## Task objective:
Check each line of the records for "number"; collect those that have it.

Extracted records
──────────────────────────────

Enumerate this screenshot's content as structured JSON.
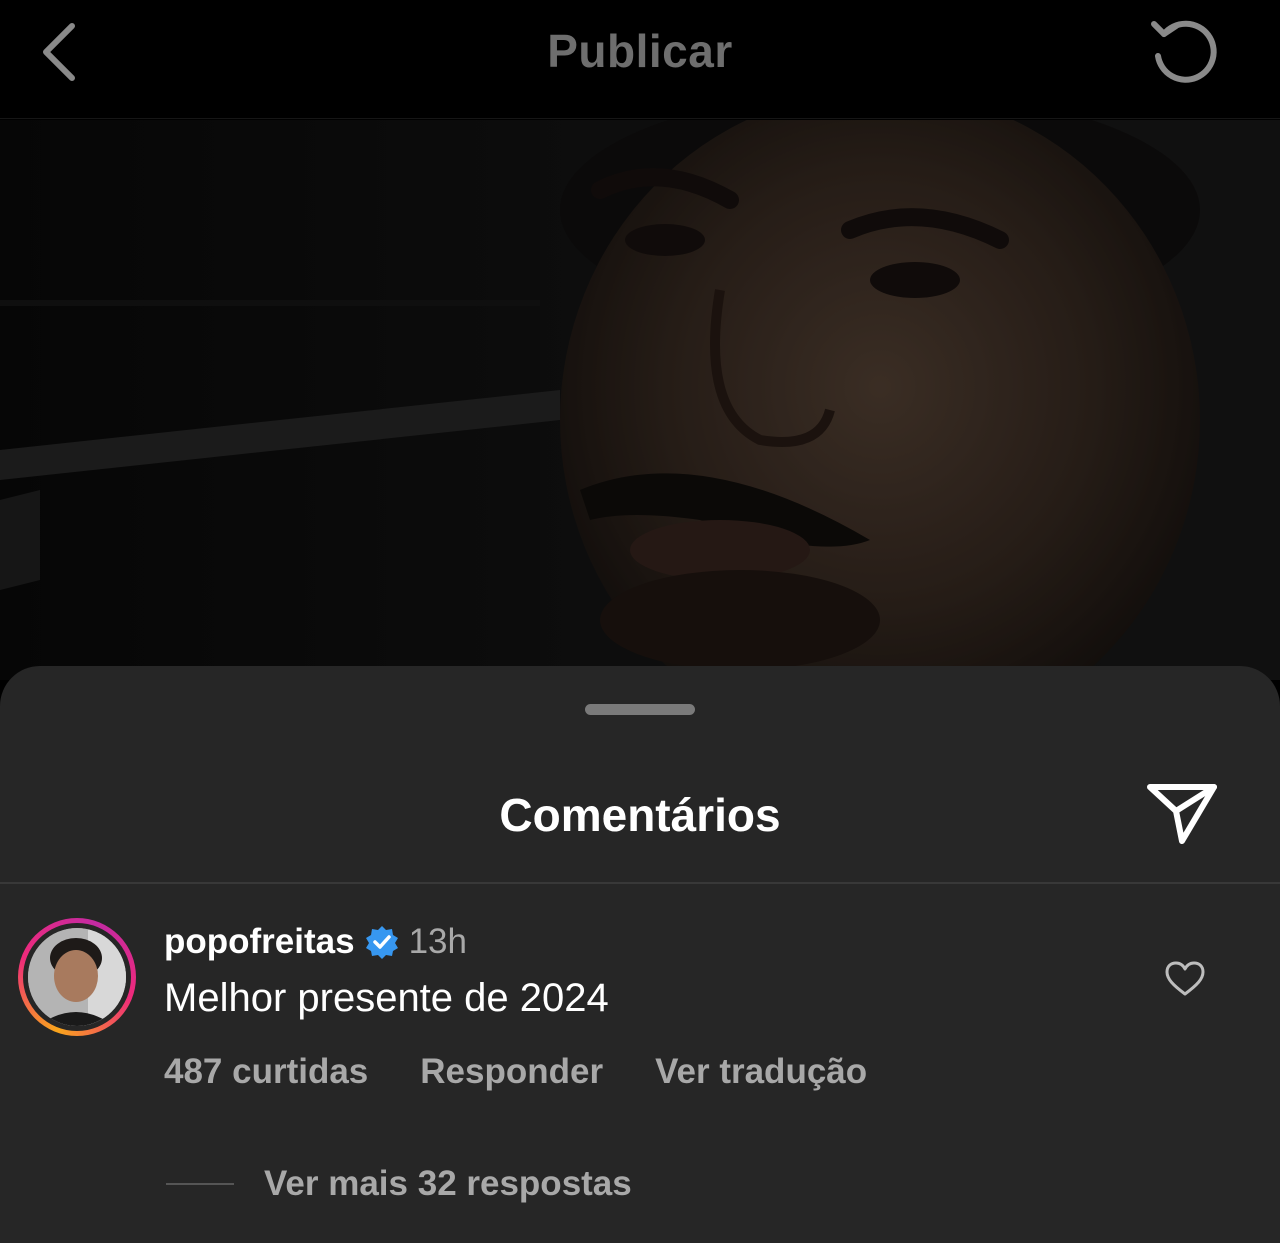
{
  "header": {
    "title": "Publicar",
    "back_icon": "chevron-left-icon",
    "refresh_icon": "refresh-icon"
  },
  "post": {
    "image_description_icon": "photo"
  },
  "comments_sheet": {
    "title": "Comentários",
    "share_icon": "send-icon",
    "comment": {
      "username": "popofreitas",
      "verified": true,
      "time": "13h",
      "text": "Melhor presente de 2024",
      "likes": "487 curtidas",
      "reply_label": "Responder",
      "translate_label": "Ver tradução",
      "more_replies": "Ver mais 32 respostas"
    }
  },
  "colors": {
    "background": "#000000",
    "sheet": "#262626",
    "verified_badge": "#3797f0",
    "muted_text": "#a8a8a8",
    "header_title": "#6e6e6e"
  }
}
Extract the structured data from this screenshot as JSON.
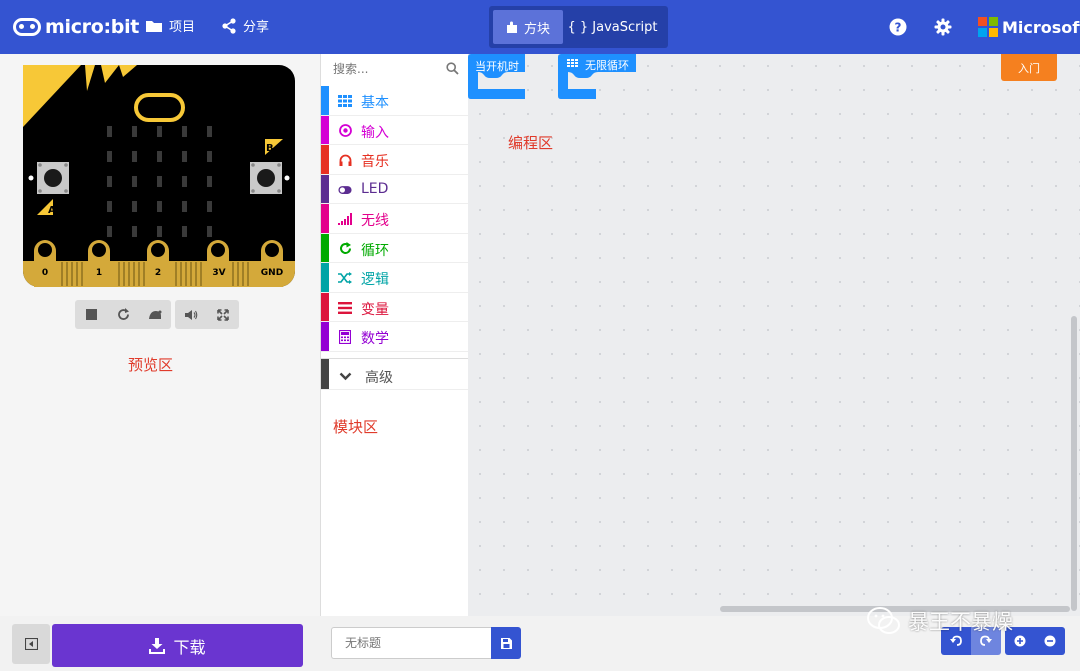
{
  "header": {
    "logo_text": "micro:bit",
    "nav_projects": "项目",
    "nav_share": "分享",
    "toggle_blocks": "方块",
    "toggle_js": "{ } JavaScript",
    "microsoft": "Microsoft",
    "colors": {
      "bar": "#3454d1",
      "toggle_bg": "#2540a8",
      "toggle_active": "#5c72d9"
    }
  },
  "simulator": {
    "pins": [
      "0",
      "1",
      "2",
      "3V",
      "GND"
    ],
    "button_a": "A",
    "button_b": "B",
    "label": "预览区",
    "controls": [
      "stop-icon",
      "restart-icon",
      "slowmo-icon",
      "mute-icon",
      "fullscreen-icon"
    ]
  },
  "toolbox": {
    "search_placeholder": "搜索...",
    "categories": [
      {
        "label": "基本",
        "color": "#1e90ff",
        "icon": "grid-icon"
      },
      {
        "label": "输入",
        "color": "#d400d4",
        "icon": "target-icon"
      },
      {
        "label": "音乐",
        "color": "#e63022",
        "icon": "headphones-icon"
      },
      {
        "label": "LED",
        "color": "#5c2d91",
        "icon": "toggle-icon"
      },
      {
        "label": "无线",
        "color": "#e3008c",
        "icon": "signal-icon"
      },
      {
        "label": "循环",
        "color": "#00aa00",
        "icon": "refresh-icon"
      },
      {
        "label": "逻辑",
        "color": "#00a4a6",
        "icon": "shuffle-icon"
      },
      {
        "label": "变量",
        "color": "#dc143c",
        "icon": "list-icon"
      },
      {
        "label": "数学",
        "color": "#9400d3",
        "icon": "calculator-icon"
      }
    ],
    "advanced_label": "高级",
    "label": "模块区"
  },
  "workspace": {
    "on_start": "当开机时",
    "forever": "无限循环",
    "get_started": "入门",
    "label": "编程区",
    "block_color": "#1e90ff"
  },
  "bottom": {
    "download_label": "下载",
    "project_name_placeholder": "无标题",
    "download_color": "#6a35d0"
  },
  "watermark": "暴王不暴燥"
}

──────────────────────────────

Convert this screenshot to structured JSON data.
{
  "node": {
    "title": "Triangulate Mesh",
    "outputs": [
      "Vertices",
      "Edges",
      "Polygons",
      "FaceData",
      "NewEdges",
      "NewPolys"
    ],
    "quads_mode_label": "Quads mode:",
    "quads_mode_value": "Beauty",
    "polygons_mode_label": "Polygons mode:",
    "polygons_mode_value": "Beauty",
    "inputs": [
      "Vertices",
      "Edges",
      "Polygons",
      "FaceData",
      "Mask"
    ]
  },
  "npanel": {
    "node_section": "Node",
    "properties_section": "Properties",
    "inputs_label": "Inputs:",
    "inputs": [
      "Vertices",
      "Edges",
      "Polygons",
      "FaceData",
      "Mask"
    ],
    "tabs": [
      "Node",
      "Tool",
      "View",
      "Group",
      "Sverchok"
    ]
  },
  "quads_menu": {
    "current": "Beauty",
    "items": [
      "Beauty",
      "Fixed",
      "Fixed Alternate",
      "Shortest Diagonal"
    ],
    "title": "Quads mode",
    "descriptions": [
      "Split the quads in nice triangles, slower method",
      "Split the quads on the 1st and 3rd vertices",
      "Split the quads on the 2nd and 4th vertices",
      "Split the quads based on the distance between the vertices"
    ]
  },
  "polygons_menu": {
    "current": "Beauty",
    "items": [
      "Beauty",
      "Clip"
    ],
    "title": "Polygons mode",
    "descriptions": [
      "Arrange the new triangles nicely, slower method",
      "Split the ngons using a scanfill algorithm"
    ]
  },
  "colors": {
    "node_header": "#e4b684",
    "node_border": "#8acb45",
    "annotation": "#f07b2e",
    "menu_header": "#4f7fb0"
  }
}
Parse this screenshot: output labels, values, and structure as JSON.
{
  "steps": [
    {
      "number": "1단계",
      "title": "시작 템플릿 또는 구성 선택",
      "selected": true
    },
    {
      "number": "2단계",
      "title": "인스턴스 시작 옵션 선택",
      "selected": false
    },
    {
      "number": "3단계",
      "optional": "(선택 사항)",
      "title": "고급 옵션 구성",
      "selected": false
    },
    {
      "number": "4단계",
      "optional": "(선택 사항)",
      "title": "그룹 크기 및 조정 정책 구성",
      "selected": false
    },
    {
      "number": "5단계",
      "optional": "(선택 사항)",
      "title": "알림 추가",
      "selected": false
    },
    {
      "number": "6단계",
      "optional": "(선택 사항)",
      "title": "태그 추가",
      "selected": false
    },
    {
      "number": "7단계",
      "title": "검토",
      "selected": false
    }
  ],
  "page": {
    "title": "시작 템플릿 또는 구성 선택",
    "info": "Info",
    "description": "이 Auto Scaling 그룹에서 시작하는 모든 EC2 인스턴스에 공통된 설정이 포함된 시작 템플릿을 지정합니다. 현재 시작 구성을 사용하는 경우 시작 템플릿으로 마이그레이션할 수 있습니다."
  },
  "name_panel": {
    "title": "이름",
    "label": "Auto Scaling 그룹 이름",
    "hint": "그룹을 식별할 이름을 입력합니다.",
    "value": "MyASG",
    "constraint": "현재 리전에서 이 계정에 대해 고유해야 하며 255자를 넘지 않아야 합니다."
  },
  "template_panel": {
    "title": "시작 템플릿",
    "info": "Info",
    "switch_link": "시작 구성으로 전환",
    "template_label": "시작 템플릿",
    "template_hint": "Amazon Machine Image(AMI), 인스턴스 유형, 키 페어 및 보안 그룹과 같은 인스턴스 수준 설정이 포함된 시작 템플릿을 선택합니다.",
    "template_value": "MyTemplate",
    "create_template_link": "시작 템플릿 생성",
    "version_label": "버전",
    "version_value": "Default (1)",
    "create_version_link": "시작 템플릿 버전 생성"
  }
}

──────────────────────────────

## The result:
      "number": "1단계",
      "number": "2단계",
      "number": "3단계",
      "number": "4단계",
      "number": "5단계",
      "number": "6단계",
      "number": "7단계",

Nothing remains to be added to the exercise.